_WHAT NEEDS TO BE DONE_: Quote the data below in full, please, without altering anything.

(Dataset items)
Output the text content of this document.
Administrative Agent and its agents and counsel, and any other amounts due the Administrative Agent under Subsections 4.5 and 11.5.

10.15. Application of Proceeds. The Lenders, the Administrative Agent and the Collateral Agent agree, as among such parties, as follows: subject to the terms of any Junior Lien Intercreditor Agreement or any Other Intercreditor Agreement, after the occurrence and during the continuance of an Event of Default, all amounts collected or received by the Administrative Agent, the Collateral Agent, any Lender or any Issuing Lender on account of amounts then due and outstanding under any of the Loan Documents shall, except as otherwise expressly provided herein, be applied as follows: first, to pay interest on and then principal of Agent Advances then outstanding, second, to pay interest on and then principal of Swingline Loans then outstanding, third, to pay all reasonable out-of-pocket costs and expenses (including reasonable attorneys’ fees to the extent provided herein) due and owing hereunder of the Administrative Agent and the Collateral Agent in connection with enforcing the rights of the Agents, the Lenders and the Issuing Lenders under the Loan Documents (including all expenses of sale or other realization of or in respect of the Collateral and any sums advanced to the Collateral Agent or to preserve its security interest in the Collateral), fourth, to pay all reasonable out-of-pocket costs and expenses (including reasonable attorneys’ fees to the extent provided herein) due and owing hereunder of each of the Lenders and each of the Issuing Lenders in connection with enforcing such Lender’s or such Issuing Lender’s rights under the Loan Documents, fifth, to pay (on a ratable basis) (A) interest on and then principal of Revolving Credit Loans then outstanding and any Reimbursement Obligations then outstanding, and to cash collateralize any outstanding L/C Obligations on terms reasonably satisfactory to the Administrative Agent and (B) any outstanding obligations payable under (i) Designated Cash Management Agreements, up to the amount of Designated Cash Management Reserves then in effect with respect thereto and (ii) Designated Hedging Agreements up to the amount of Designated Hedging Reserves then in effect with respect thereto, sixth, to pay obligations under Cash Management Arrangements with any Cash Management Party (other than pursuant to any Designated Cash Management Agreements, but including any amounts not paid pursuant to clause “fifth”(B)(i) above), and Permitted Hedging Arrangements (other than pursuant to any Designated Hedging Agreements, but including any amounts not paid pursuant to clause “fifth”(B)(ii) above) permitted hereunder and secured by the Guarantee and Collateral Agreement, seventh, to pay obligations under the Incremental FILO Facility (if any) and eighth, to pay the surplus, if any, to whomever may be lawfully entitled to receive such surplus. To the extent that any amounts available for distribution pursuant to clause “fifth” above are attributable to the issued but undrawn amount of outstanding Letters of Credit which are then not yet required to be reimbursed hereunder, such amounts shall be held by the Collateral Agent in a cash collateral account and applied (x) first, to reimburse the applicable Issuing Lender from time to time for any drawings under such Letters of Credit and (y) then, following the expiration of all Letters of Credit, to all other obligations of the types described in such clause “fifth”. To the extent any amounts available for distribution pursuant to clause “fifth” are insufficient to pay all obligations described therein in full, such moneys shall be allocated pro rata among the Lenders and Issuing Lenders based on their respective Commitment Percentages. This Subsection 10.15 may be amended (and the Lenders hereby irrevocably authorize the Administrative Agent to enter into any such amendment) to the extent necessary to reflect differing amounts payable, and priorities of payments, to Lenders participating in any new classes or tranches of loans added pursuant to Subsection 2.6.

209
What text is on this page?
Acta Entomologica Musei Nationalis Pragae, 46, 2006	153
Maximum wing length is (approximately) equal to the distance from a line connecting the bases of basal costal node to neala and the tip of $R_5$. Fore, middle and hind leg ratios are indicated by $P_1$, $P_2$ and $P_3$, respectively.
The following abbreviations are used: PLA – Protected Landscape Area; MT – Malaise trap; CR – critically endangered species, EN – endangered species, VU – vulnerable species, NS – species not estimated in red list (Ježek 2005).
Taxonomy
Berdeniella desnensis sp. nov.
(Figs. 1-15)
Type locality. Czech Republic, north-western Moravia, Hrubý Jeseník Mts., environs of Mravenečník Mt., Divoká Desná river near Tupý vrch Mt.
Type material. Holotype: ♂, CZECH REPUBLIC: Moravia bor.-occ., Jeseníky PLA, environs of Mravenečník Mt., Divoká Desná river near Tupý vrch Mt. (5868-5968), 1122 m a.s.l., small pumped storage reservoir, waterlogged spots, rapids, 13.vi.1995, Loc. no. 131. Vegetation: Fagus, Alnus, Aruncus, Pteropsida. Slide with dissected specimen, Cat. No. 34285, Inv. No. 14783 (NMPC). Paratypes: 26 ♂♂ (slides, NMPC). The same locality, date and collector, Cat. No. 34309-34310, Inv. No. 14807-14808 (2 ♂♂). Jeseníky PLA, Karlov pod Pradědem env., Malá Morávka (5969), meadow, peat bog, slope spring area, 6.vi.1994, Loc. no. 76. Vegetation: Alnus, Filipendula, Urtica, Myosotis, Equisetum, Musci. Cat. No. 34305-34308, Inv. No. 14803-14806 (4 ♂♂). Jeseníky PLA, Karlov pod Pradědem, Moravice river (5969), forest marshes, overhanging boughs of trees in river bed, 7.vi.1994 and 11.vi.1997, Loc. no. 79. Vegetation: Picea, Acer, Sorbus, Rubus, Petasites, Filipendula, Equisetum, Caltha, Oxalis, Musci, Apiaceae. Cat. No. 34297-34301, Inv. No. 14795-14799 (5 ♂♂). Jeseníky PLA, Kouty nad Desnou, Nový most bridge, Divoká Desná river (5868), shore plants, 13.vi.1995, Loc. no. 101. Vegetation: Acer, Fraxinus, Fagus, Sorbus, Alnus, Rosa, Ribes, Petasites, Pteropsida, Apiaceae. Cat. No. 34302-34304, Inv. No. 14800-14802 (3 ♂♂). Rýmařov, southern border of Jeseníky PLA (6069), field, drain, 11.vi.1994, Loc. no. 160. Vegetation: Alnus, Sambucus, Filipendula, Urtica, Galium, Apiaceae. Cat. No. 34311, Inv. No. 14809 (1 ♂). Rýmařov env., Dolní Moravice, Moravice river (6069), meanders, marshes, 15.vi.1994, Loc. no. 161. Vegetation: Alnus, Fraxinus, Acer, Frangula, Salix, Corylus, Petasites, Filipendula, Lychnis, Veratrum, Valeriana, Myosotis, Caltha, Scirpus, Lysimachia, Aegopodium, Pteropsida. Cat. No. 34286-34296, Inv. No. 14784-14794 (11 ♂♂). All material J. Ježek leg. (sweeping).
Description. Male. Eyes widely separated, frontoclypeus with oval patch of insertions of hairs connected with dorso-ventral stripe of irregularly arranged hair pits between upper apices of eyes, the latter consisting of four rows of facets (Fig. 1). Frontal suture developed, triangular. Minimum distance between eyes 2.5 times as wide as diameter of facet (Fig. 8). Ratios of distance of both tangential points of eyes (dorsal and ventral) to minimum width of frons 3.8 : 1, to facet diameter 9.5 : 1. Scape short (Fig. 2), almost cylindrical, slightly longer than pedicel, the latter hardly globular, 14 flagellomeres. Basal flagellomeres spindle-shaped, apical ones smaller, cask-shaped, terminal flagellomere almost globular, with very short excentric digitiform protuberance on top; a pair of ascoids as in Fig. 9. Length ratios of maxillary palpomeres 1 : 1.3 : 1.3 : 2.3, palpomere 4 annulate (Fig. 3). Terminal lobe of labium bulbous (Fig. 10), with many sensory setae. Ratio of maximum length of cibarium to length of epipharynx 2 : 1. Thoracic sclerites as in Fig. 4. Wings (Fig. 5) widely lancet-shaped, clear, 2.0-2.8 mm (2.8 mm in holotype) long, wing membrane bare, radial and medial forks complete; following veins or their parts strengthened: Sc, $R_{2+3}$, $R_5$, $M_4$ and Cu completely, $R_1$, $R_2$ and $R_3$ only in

_SOLUTION TO THIS PROBLEM_:
Output the text content of this document.
Administrative Agent and its agents and counsel, and any other amounts due the Administrative Agent under Subsections 4.5 and 11.5.

10.15. Application of Proceeds. The Lenders, the Administrative Agent and the Collateral Agent agree, as among such parties, as follows: subject to the terms of any Junior Lien Intercreditor Agreement or any Other Intercreditor Agreement, after the occurrence and during the continuance of an Event of Default, all amounts collected or received by the Administrative Agent, the Collateral Agent, any Lender or any Issuing Lender on account of amounts then due and outstanding under any of the Loan Documents shall, except as otherwise expressly provided herein, be applied as follows: first, to pay interest on and then principal of Agent Advances then outstanding, second, to pay interest on and then principal of Swingline Loans then outstanding, third, to pay all reasonable out-of-pocket costs and expenses (including reasonable attorneys’ fees to the extent provided herein) due and owing hereunder of the Administrative Agent and the Collateral Agent in connection with enforcing the rights of the Agents, the Lenders and the Issuing Lenders under the Loan Documents (including all expenses of sale or other realization of or in respect of the Collateral and any sums advanced to the Collateral Agent or to preserve its security interest in the Collateral), fourth, to pay all reasonable out-of-pocket costs and expenses (including reasonable attorneys’ fees to the extent provided herein) due and owing hereunder of each of the Lenders and each of the Issuing Lenders in connection with enforcing such Lender’s or such Issuing Lender’s rights under the Loan Documents, fifth, to pay (on a ratable basis) (A) interest on and then principal of Revolving Credit Loans then outstanding and any Reimbursement Obligations then outstanding, and to cash collateralize any outstanding L/C Obligations on terms reasonably satisfactory to the Administrative Agent and (B) any outstanding obligations payable under (i) Designated Cash Management Agreements, up to the amount of Designated Cash Management Reserves then in effect with respect thereto and (ii) Designated Hedging Agreements up to the amount of Designated Hedging Reserves then in effect with respect thereto, sixth, to pay obligations under Cash Management Arrangements with any Cash Management Party (other than pursuant to any Designated Cash Management Agreements, but including any amounts not paid pursuant to clause “fifth”(B)(i) above), and Permitted Hedging Arrangements (other than pursuant to any Designated Hedging Agreements, but including any amounts not paid pursuant to clause “fifth”(B)(ii) above) permitted hereunder and secured by the Guarantee and Collateral Agreement, seventh, to pay obligations under the Incremental FILO Facility (if any) and eighth, to pay the surplus, if any, to whomever may be lawfully entitled to receive such surplus. To the extent that any amounts available for distribution pursuant to clause “fifth” above are attributable to the issued but undrawn amount of outstanding Letters of Credit which are then not yet required to be reimbursed hereunder, such amounts shall be held by the Collateral Agent in a cash collateral account and applied (x) first, to reimburse the applicable Issuing Lender from time to time for any drawings under such Letters of Credit and (y) then, following the expiration of all Letters of Credit, to all other obligations of the types described in such clause “fifth”. To the extent any amounts available for distribution pursuant to clause “fifth” are insufficient to pay all obligations described therein in full, such moneys shall be allocated pro rata among the Lenders and Issuing Lenders based on their respective Commitment Percentages. This Subsection 10.15 may be amended (and the Lenders hereby irrevocably authorize the Administrative Agent to enter into any such amendment) to the extent necessary to reflect differing amounts payable, and priorities of payments, to Lenders participating in any new classes or tranches of loans added pursuant to Subsection 2.6.

209
What text is on this page?
Acta Entomologica Musei Nationalis Pragae, 46, 2006	153
Maximum wing length is (approximately) equal to the distance from a line connecting the bases of basal costal node to neala and the tip of $R_5$. Fore, middle and hind leg ratios are indicated by $P_1$, $P_2$ and $P_3$, respectively.
The following abbreviations are used: PLA – Protected Landscape Area; MT – Malaise trap; CR – critically endangered species, EN – endangered species, VU – vulnerable species, NS – species not estimated in red list (Ježek 2005).
Taxonomy
Berdeniella desnensis sp. nov.
(Figs. 1-15)
Type locality. Czech Republic, north-western Moravia, Hrubý Jeseník Mts., environs of Mravenečník Mt., Divoká Desná river near Tupý vrch Mt.
Type material. Holotype: ♂, CZECH REPUBLIC: Moravia bor.-occ., Jeseníky PLA, environs of Mravenečník Mt., Divoká Desná river near Tupý vrch Mt. (5868-5968), 1122 m a.s.l., small pumped storage reservoir, waterlogged spots, rapids, 13.vi.1995, Loc. no. 131. Vegetation: Fagus, Alnus, Aruncus, Pteropsida. Slide with dissected specimen, Cat. No. 34285, Inv. No. 14783 (NMPC). Paratypes: 26 ♂♂ (slides, NMPC). The same locality, date and collector, Cat. No. 34309-34310, Inv. No. 14807-14808 (2 ♂♂). Jeseníky PLA, Karlov pod Pradědem env., Malá Morávka (5969), meadow, peat bog, slope spring area, 6.vi.1994, Loc. no. 76. Vegetation: Alnus, Filipendula, Urtica, Myosotis, Equisetum, Musci. Cat. No. 34305-34308, Inv. No. 14803-14806 (4 ♂♂). Jeseníky PLA, Karlov pod Pradědem, Moravice river (5969), forest marshes, overhanging boughs of trees in river bed, 7.vi.1994 and 11.vi.1997, Loc. no. 79. Vegetation: Picea, Acer, Sorbus, Rubus, Petasites, Filipendula, Equisetum, Caltha, Oxalis, Musci, Apiaceae. Cat. No. 34297-34301, Inv. No. 14795-14799 (5 ♂♂). Jeseníky PLA, Kouty nad Desnou, Nový most bridge, Divoká Desná river (5868), shore plants, 13.vi.1995, Loc. no. 101. Vegetation: Acer, Fraxinus, Fagus, Sorbus, Alnus, Rosa, Ribes, Petasites, Pteropsida, Apiaceae. Cat. No. 34302-34304, Inv. No. 14800-14802 (3 ♂♂). Rýmařov, southern border of Jeseníky PLA (6069), field, drain, 11.vi.1994, Loc. no. 160. Vegetation: Alnus, Sambucus, Filipendula, Urtica, Galium, Apiaceae. Cat. No. 34311, Inv. No. 14809 (1 ♂). Rýmařov env., Dolní Moravice, Moravice river (6069), meanders, marshes, 15.vi.1994, Loc. no. 161. Vegetation: Alnus, Fraxinus, Acer, Frangula, Salix, Corylus, Petasites, Filipendula, Lychnis, Veratrum, Valeriana, Myosotis, Caltha, Scirpus, Lysimachia, Aegopodium, Pteropsida. Cat. No. 34286-34296, Inv. No. 14784-14794 (11 ♂♂). All material J. Ježek leg. (sweeping).
Description. Male. Eyes widely separated, frontoclypeus with oval patch of insertions of hairs connected with dorso-ventral stripe of irregularly arranged hair pits between upper apices of eyes, the latter consisting of four rows of facets (Fig. 1). Frontal suture developed, triangular. Minimum distance between eyes 2.5 times as wide as diameter of facet (Fig. 8). Ratios of distance of both tangential points of eyes (dorsal and ventral) to minimum width of frons 3.8 : 1, to facet diameter 9.5 : 1. Scape short (Fig. 2), almost cylindrical, slightly longer than pedicel, the latter hardly globular, 14 flagellomeres. Basal flagellomeres spindle-shaped, apical ones smaller, cask-shaped, terminal flagellomere almost globular, with very short excentric digitiform protuberance on top; a pair of ascoids as in Fig. 9. Length ratios of maxillary palpomeres 1 : 1.3 : 1.3 : 2.3, palpomere 4 annulate (Fig. 3). Terminal lobe of labium bulbous (Fig. 10), with many sensory setae. Ratio of maximum length of cibarium to length of epipharynx 2 : 1. Thoracic sclerites as in Fig. 4. Wings (Fig. 5) widely lancet-shaped, clear, 2.0-2.8 mm (2.8 mm in holotype) long, wing membrane bare, radial and medial forks complete; following veins or their parts strengthened: Sc, $R_{2+3}$, $R_5$, $M_4$ and Cu completely, $R_1$, $R_2$ and $R_3$ only in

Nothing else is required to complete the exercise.